# GOAL
Copy each line of the material below that includes the string "TradingView".
════════════════════
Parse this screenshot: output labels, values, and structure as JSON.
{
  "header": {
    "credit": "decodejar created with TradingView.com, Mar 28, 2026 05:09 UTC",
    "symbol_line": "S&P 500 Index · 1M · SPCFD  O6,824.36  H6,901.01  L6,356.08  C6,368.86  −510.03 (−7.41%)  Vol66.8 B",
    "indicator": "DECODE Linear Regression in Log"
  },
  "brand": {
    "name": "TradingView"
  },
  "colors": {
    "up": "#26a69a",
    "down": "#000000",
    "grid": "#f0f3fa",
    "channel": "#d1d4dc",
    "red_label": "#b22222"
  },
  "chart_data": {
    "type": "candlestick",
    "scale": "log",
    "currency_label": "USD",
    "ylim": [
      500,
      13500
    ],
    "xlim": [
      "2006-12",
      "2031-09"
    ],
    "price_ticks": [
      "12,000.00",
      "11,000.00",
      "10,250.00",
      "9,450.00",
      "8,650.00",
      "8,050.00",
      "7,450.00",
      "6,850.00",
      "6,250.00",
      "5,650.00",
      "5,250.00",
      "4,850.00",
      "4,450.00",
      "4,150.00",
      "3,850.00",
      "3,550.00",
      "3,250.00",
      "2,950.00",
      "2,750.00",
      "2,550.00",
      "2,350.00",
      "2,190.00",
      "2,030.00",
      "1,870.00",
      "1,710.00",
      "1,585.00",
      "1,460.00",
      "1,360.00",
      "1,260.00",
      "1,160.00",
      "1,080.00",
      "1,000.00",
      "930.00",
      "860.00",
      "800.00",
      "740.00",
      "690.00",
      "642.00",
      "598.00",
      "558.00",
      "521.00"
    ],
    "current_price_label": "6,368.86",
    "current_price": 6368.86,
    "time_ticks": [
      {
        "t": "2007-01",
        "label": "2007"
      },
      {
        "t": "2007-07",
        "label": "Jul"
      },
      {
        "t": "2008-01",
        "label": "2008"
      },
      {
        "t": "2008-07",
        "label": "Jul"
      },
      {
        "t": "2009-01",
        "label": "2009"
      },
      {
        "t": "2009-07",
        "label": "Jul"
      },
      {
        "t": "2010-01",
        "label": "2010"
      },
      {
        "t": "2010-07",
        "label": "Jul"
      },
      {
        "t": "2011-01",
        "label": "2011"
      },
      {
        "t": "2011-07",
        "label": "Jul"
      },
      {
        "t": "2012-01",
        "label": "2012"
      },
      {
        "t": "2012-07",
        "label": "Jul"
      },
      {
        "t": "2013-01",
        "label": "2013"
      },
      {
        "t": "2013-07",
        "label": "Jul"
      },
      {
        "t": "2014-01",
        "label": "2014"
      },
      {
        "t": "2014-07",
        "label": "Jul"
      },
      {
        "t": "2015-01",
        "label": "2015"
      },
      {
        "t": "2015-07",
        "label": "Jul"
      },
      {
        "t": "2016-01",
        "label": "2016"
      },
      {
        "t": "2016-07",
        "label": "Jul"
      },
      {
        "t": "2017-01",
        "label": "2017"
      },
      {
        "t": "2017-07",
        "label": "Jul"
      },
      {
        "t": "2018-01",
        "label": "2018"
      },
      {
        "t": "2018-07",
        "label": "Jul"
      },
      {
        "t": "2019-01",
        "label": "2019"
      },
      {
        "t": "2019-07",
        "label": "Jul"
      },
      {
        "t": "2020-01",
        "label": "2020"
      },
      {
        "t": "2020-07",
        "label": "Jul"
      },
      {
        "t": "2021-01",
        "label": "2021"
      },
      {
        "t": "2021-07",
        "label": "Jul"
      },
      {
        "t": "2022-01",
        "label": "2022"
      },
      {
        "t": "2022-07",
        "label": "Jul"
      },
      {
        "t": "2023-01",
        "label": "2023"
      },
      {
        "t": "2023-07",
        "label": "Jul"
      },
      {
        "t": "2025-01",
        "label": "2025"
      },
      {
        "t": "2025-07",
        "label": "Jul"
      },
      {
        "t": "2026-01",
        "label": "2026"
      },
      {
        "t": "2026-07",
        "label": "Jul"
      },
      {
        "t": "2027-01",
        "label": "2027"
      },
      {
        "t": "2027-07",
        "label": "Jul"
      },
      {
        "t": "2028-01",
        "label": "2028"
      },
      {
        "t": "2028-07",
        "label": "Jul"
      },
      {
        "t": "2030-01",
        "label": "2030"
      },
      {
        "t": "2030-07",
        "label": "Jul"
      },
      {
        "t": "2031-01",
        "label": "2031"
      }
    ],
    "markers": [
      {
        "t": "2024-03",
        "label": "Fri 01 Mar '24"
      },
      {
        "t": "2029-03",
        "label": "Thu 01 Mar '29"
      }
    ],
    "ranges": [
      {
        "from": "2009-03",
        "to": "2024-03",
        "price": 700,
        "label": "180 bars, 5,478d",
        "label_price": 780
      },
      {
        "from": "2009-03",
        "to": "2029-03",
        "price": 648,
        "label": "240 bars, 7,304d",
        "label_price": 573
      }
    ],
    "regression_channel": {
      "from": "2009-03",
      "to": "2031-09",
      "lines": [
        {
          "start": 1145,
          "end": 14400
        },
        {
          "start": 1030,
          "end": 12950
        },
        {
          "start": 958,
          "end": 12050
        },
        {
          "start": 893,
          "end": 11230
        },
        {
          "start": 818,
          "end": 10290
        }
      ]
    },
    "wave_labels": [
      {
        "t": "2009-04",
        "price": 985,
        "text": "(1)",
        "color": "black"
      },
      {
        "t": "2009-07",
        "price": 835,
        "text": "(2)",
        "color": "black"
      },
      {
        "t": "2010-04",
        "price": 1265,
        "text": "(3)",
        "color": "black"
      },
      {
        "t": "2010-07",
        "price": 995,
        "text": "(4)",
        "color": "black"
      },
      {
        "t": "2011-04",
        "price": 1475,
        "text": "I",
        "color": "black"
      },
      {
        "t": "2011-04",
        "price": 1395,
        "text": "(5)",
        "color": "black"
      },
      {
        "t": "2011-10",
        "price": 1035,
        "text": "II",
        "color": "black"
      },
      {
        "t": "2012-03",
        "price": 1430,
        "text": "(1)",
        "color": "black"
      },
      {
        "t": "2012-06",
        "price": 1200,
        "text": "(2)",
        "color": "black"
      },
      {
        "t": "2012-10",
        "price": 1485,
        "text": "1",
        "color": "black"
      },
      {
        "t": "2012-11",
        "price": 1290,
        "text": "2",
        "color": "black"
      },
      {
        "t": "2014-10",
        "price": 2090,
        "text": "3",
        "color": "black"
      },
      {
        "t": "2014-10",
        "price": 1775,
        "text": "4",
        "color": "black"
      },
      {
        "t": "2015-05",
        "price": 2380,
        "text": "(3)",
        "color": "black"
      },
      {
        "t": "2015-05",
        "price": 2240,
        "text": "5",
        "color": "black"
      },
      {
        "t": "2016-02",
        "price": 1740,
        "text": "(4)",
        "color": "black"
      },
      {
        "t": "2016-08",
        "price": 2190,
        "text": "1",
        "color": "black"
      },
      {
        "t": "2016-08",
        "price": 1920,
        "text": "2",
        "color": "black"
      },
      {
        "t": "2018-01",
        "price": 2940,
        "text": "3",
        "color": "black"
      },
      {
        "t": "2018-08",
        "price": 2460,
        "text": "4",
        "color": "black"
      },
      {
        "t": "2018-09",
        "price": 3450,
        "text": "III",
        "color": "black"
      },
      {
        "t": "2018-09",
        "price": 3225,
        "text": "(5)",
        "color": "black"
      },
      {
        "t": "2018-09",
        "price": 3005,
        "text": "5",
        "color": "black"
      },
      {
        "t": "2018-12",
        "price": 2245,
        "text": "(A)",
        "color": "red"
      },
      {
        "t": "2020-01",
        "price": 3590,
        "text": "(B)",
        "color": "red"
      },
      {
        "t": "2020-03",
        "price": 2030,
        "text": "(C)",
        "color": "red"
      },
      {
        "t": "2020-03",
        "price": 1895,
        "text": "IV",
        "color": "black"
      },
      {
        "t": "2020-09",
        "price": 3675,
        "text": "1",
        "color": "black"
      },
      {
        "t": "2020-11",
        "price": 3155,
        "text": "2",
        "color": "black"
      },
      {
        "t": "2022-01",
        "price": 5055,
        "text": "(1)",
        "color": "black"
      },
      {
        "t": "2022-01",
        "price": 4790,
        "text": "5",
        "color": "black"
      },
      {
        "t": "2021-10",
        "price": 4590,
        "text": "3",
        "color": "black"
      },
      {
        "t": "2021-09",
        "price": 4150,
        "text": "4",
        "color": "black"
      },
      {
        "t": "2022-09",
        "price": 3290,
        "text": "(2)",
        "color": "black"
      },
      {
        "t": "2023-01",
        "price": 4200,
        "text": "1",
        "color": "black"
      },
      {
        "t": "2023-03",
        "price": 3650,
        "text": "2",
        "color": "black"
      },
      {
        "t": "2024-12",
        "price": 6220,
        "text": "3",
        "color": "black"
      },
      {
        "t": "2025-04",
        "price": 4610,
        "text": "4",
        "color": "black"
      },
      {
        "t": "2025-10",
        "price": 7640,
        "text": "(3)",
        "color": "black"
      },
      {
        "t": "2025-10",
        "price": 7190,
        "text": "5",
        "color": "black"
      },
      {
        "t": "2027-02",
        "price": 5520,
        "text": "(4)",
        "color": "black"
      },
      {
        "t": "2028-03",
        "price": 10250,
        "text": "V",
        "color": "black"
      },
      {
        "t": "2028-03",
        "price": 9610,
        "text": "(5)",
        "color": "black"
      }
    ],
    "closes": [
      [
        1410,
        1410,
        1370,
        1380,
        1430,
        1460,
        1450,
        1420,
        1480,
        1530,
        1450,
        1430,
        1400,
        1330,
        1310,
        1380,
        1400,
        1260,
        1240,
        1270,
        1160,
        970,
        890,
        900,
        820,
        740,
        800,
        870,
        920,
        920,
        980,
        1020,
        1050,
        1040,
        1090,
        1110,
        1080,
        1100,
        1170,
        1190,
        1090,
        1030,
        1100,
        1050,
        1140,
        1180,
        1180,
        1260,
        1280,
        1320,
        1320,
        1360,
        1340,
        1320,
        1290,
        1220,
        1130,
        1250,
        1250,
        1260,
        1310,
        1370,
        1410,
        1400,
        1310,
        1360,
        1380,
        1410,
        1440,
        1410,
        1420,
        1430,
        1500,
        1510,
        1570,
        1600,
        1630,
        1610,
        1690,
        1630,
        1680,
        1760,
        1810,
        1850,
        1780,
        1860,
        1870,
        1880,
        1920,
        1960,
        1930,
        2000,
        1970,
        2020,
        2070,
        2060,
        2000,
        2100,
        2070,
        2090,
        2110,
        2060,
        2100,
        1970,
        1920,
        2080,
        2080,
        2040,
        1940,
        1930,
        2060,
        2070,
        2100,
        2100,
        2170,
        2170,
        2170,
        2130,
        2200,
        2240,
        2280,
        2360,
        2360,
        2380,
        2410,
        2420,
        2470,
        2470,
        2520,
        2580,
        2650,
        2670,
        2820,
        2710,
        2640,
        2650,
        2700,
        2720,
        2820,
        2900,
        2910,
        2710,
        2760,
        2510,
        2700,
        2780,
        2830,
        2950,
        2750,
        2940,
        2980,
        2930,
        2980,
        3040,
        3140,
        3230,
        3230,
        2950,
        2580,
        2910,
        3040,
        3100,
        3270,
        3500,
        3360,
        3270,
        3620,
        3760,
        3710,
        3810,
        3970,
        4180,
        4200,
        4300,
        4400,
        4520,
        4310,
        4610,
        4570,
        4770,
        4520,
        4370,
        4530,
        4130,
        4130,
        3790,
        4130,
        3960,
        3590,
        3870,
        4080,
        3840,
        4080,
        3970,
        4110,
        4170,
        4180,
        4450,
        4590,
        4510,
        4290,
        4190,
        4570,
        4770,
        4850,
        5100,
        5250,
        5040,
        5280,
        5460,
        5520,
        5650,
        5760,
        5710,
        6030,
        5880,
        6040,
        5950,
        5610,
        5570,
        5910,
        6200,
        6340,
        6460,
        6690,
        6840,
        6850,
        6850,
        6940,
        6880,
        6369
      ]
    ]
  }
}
════════════════════
# ANSWER TO THE EXERCISE
    "credit": "decodejar created with TradingView.com, Mar 28, 2026 05:09 UTC",
    "name": "TradingView"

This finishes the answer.